== RECORDS FOR THE EXERCISE ==
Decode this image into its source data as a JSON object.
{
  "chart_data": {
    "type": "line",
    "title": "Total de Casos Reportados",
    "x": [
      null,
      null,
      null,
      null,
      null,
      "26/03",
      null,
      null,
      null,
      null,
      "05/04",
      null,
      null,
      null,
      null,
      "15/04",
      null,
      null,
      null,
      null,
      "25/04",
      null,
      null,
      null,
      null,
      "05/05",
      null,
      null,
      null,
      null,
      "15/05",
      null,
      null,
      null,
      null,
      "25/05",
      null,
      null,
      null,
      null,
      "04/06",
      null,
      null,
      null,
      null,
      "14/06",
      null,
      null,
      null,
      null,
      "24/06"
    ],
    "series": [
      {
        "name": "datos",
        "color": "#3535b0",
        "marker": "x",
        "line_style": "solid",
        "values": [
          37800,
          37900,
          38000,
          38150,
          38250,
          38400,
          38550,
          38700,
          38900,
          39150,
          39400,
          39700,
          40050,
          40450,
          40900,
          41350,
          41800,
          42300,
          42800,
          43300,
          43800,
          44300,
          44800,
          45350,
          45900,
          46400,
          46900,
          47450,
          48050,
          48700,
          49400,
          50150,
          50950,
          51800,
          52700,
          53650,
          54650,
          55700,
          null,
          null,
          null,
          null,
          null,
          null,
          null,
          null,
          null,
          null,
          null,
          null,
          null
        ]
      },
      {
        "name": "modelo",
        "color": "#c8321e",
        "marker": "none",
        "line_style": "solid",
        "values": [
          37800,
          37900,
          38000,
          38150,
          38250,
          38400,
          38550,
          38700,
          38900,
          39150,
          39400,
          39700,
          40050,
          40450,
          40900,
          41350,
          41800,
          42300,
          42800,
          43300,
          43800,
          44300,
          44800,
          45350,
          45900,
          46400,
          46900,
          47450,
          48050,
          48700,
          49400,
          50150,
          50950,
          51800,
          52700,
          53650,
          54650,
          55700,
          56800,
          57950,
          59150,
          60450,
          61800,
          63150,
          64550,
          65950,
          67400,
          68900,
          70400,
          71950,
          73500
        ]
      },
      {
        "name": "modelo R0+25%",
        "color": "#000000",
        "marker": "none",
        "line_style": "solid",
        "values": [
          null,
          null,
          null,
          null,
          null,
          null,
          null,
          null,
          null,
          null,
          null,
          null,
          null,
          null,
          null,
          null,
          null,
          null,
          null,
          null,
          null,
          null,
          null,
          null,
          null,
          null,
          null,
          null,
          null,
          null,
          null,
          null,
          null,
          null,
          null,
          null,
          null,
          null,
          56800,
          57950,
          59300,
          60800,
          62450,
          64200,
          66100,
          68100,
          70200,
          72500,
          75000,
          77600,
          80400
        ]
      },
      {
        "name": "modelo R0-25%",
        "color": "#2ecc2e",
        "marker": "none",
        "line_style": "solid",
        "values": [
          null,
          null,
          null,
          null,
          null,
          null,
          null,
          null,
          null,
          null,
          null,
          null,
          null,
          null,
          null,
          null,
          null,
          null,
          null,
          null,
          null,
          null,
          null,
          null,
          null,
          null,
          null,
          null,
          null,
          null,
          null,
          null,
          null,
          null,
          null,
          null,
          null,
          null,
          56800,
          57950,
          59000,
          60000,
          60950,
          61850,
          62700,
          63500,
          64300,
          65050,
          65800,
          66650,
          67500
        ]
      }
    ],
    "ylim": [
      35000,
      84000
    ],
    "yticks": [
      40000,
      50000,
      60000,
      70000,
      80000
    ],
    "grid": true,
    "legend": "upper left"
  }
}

== TASK GOAL ==
Give every line of the material that includes the string "color".

== SOLUTION TO THE EXERCISE ==
        "color": "#3535b0",
        "color": "#c8321e",
        "color": "#000000",
        "color": "#2ecc2e",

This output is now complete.